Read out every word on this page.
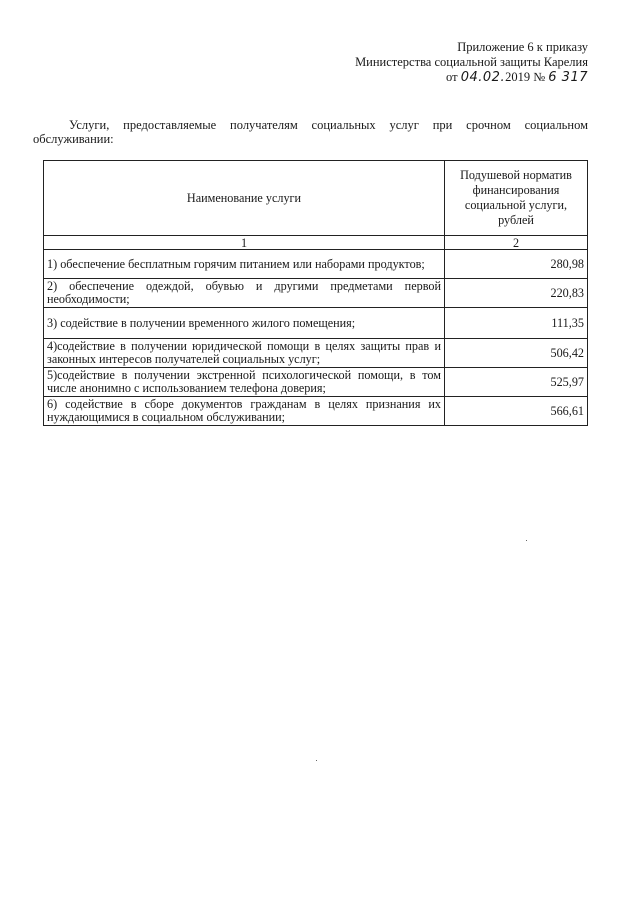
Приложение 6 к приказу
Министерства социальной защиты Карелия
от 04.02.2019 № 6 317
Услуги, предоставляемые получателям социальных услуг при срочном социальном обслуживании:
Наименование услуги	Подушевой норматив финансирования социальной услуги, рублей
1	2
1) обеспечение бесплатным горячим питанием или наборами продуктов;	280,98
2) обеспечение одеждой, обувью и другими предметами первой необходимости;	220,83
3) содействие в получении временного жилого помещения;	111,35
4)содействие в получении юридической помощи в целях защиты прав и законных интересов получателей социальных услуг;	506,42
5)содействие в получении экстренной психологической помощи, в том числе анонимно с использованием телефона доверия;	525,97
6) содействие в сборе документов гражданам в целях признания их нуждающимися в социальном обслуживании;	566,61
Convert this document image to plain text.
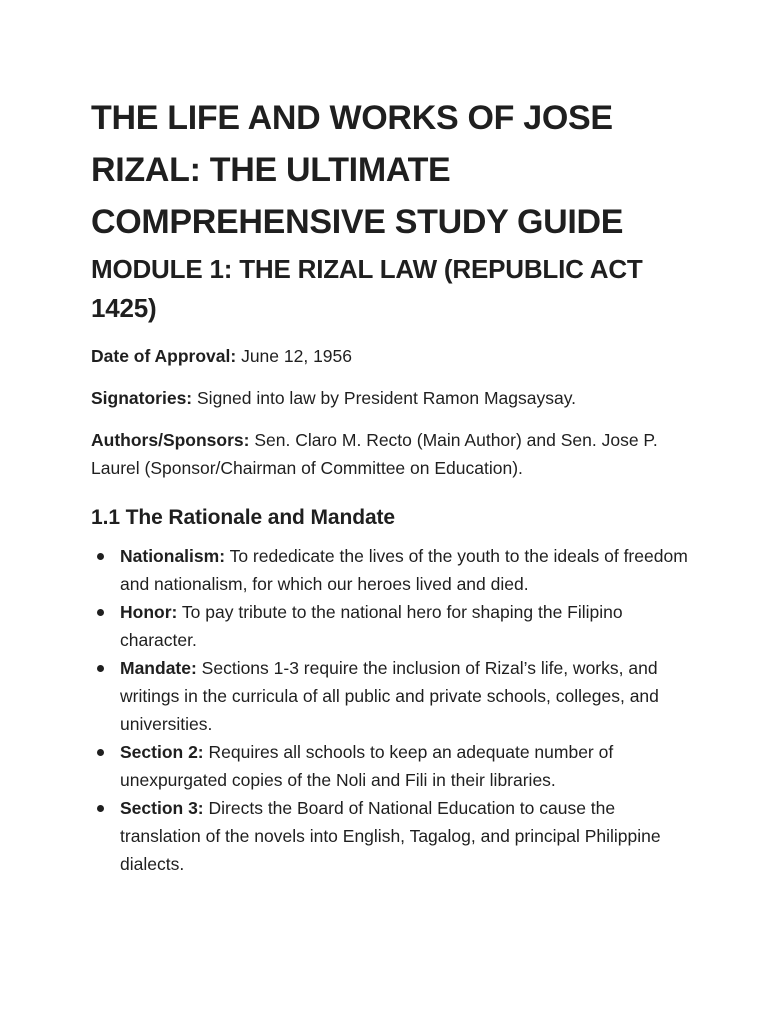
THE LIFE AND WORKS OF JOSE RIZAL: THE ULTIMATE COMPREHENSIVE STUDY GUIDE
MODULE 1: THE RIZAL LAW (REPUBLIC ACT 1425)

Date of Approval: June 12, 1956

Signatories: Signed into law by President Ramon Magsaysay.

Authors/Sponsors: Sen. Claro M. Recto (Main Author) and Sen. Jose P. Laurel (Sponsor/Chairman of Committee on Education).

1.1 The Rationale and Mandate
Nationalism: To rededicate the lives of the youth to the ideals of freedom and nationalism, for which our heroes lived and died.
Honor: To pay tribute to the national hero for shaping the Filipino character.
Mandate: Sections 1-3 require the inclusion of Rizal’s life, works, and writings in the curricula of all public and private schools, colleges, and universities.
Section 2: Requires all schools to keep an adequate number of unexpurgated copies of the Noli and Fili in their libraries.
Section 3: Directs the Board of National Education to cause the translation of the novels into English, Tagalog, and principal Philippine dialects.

◆ ◆ ◆ ◆ ◆ ◆ ◆

» THE EXERCISE:
Output an exact copy of the material, with the pictures removed.

» ANSWER FOR THE TASK:
Read out every word on this page.
Приложение 6 к приказу
Министерства социальной защиты Карелия
от 04.02.2019 № 6 317
Услуги, предоставляемые получателям социальных услуг при срочном социальном обслуживании:
Наименование услуги	Подушевой норматив финансирования социальной услуги, рублей
1	2
1) обеспечение бесплатным горячим питанием или наборами продуктов;	280,98
2) обеспечение одеждой, обувью и другими предметами первой необходимости;	220,83
3) содействие в получении временного жилого помещения;	111,35
4)содействие в получении юридической помощи в целях защиты прав и законных интересов получателей социальных услуг;	506,42
5)содействие в получении экстренной психологической помощи, в том числе анонимно с использованием телефона доверия;	525,97
6) содействие в сборе документов гражданам в целях признания их нуждающимися в социальном обслуживании;	566,61
Convert this document image to plain text.
THE LIFE AND WORKS OF JOSE RIZAL: THE ULTIMATE COMPREHENSIVE STUDY GUIDE
MODULE 1: THE RIZAL LAW (REPUBLIC ACT 1425)

Date of Approval: June 12, 1956

Signatories: Signed into law by President Ramon Magsaysay.

Authors/Sponsors: Sen. Claro M. Recto (Main Author) and Sen. Jose P. Laurel (Sponsor/Chairman of Committee on Education).

1.1 The Rationale and Mandate
Nationalism: To rededicate the lives of the youth to the ideals of freedom and nationalism, for which our heroes lived and died.
Honor: To pay tribute to the national hero for shaping the Filipino character.
Mandate: Sections 1-3 require the inclusion of Rizal’s life, works, and writings in the curricula of all public and private schools, colleges, and universities.
Section 2: Requires all schools to keep an adequate number of unexpurgated copies of the Noli and Fili in their libraries.
Section 3: Directs the Board of National Education to cause the translation of the novels into English, Tagalog, and principal Philippine dialects.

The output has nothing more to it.